* [Records excerpted from a collection]:
-- BEGIN --
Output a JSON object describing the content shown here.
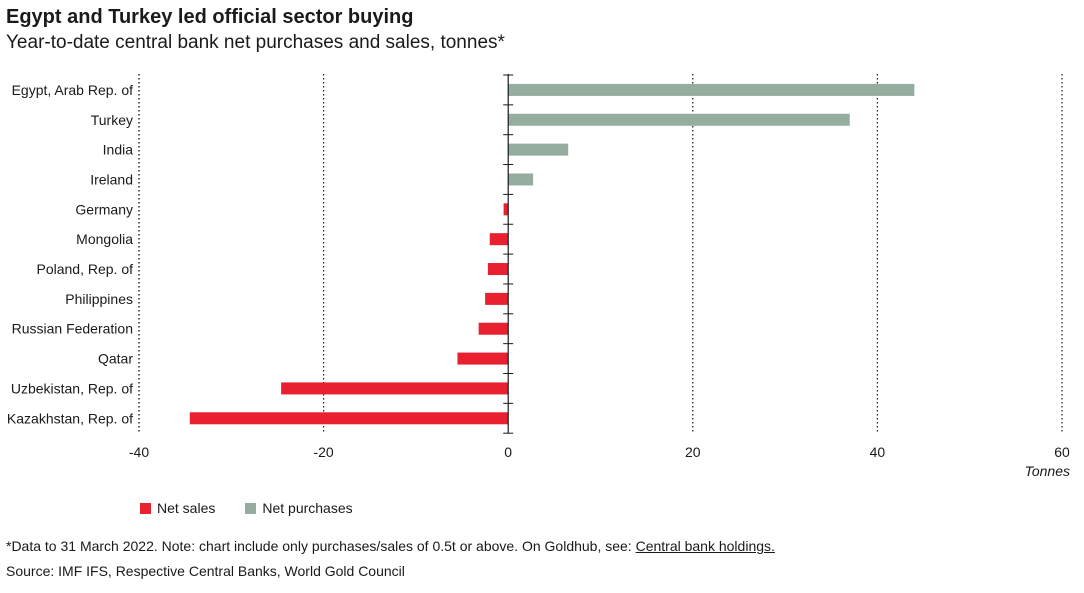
{
  "title": "Egypt and Turkey led official sector buying",
  "subtitle": "Year-to-date central bank net purchases and sales, tonnes*",
  "colors": {
    "sales": "#e8202f",
    "purchases": "#95ad9f",
    "axis": "#1a1a1a",
    "grid": "#1a1a1a"
  },
  "legend": {
    "sales_label": "Net sales",
    "purchases_label": "Net purchases"
  },
  "footer": {
    "note_text": "*Data to 31 March 2022. Note: chart include only purchases/sales of 0.5t or above. On Goldhub, see: ",
    "note_link": "Central bank holdings.",
    "source": "Source: IMF IFS, Respective Central Banks, World Gold Council"
  },
  "chart_data": {
    "type": "bar",
    "orientation": "horizontal",
    "categories": [
      "Egypt, Arab Rep. of",
      "Turkey",
      "India",
      "Ireland",
      "Germany",
      "Mongolia",
      "Poland, Rep. of",
      "Philippines",
      "Russian Federation",
      "Qatar",
      "Uzbekistan, Rep. of",
      "Kazakhstan, Rep. of"
    ],
    "values": [
      44.0,
      37.0,
      6.5,
      2.7,
      -0.5,
      -2.0,
      -2.2,
      -2.5,
      -3.2,
      -5.5,
      -24.6,
      -34.5
    ],
    "xlim": [
      -40,
      60
    ],
    "xticks": [
      -40,
      -20,
      0,
      20,
      40,
      60
    ],
    "xlabel": "Tonnes",
    "grid": "vertical dotted"
  }
}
-- END --
Extract each line holding the string "Turkey".

  "title": "Egypt and Turkey led official sector buying",
      "Turkey",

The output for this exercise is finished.